— Start of DATASET —

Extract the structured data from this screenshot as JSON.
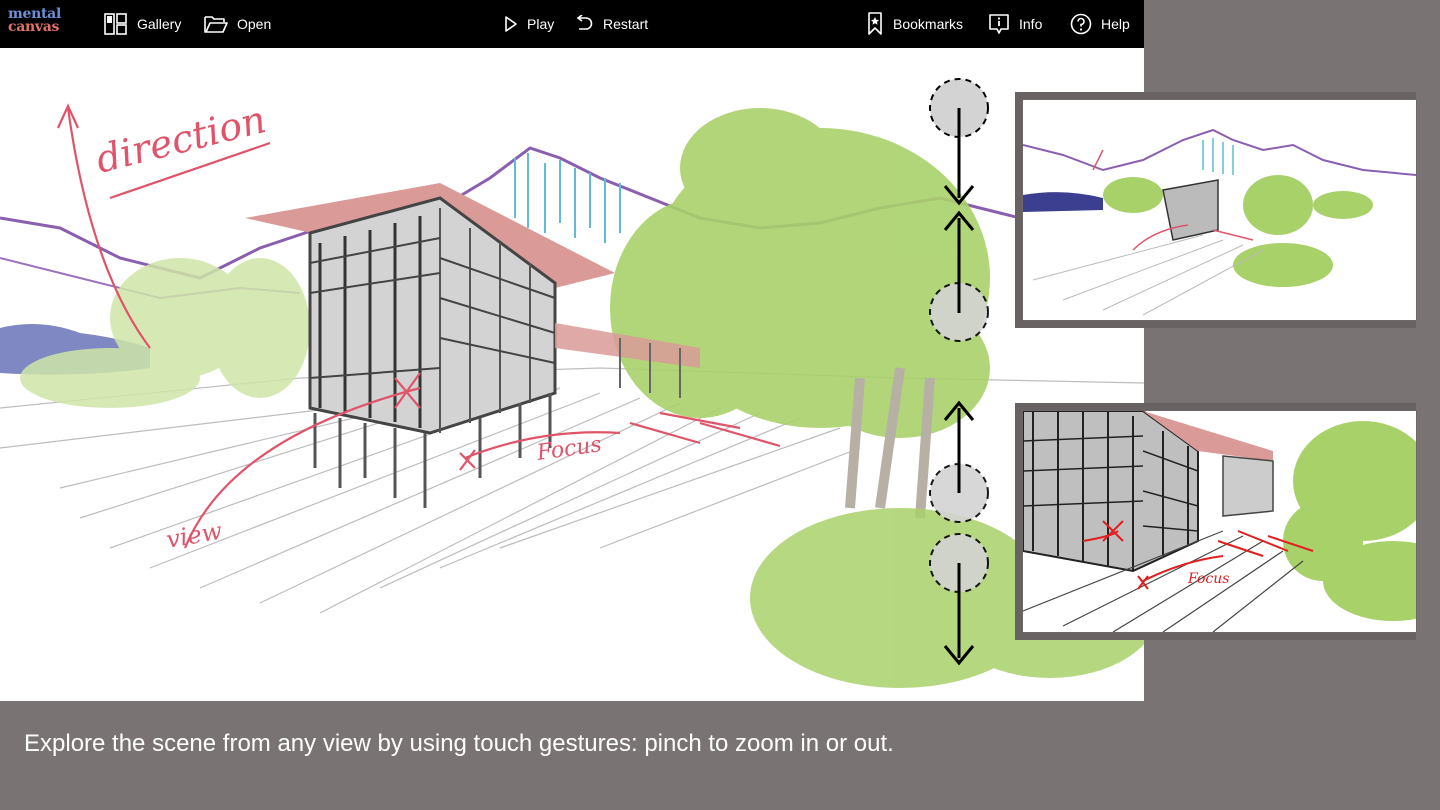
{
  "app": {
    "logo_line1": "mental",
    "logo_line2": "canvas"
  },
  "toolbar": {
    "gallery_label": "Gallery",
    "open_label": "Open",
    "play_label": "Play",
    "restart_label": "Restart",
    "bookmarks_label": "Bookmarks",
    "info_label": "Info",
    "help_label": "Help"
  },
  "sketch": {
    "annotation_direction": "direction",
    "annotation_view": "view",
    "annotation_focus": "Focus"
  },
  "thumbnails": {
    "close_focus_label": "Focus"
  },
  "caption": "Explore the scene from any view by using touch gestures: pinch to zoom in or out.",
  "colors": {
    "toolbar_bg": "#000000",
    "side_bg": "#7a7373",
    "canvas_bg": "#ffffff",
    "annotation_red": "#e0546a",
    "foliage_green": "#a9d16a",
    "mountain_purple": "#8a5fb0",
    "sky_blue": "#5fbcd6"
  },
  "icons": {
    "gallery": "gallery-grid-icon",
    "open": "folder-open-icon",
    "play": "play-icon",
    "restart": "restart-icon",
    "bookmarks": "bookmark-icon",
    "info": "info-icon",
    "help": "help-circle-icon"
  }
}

— End of DATASET —

● THE REQUEST
Copy all lines above containing the string "Focus".

● SOLUTION FOR THIS PROBLEM
    "annotation_focus": "Focus"
    "close_focus_label": "Focus"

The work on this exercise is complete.